• WHAT THE TASK ASKS: Go through the material and pull out every line with the string "JSON" in it.

((

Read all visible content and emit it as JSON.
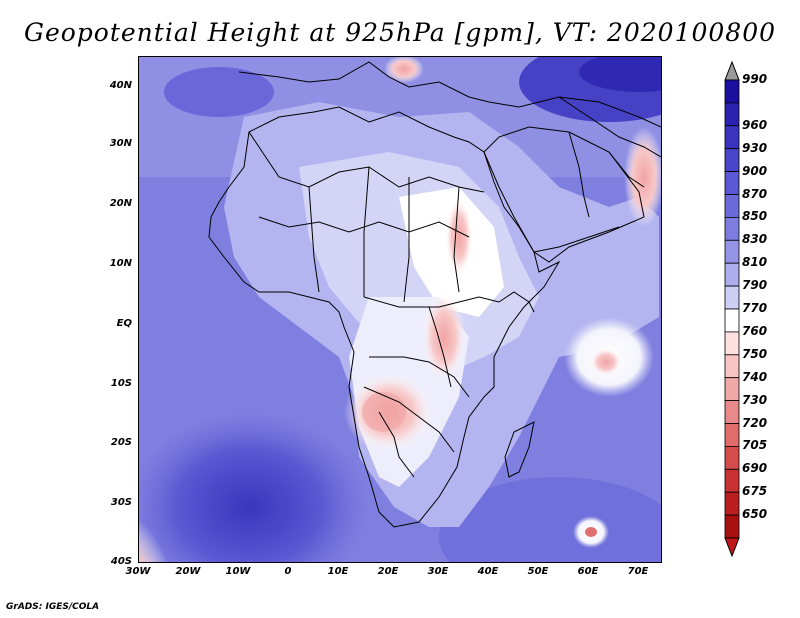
{
  "title": "Geopotential Height at 925hPa [gpm], VT: 2020100800",
  "credit": "GrADS: IGES/COLA",
  "map": {
    "lat_labels": [
      "40N",
      "30N",
      "20N",
      "10N",
      "EQ",
      "10S",
      "20S",
      "30S",
      "40S"
    ],
    "lon_labels": [
      "30W",
      "20W",
      "10W",
      "0",
      "10E",
      "20E",
      "30E",
      "40E",
      "50E",
      "60E",
      "70E"
    ]
  },
  "colorbar": {
    "levels": [
      "990",
      "960",
      "930",
      "900",
      "870",
      "850",
      "830",
      "810",
      "790",
      "770",
      "760",
      "750",
      "740",
      "730",
      "720",
      "705",
      "690",
      "675",
      "650"
    ],
    "colors": [
      "#1c0fa0",
      "#2a22b0",
      "#3a34bf",
      "#4a46c9",
      "#5a58d2",
      "#6a6ad8",
      "#7d7ddf",
      "#9494e6",
      "#aeaeee",
      "#cfcff6",
      "#ffffff",
      "#fde0e0",
      "#f8c4c4",
      "#f1a8a8",
      "#e98a8a",
      "#e06c6c",
      "#d44d4d",
      "#c83232",
      "#bb1e1e",
      "#a81010"
    ],
    "over_color": "#999999",
    "under_color": "#c01818"
  }
}
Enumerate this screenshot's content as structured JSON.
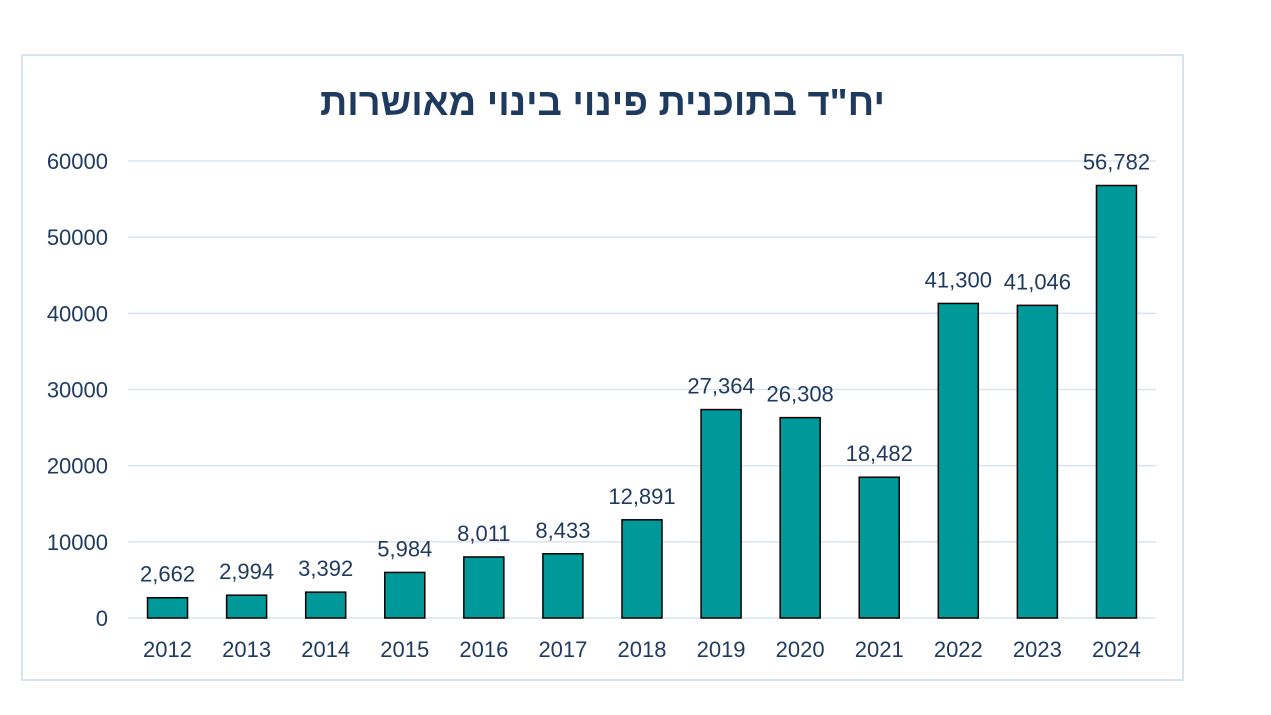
{
  "chart_data": {
    "type": "bar",
    "title": "יח\"ד בתוכנית פינוי בינוי מאושרות",
    "categories": [
      "2012",
      "2013",
      "2014",
      "2015",
      "2016",
      "2017",
      "2018",
      "2019",
      "2020",
      "2021",
      "2022",
      "2023",
      "2024"
    ],
    "values": [
      2662,
      2994,
      3392,
      5984,
      8011,
      8433,
      12891,
      27364,
      26308,
      18482,
      41300,
      41046,
      56782
    ],
    "data_labels": [
      "2,662",
      "2,994",
      "3,392",
      "5,984",
      "8,011",
      "8,433",
      "12,891",
      "27,364",
      "26,308",
      "18,482",
      "41,300",
      "41,046",
      "56,782"
    ],
    "y_ticks": [
      "0",
      "10000",
      "20000",
      "30000",
      "40000",
      "50000",
      "60000"
    ],
    "ylim": [
      0,
      60000
    ],
    "xlabel": "",
    "ylabel": "",
    "grid": true,
    "legend": "none",
    "bar_color": "#009999",
    "bar_border": "#000000",
    "grid_color": "#d9e3ee",
    "text_color": "#1f3a5f"
  }
}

))

• WORKED SOLUTION:
Read all visible content and emit it as JSON.
Enumerate this screenshot's content as structured JSON.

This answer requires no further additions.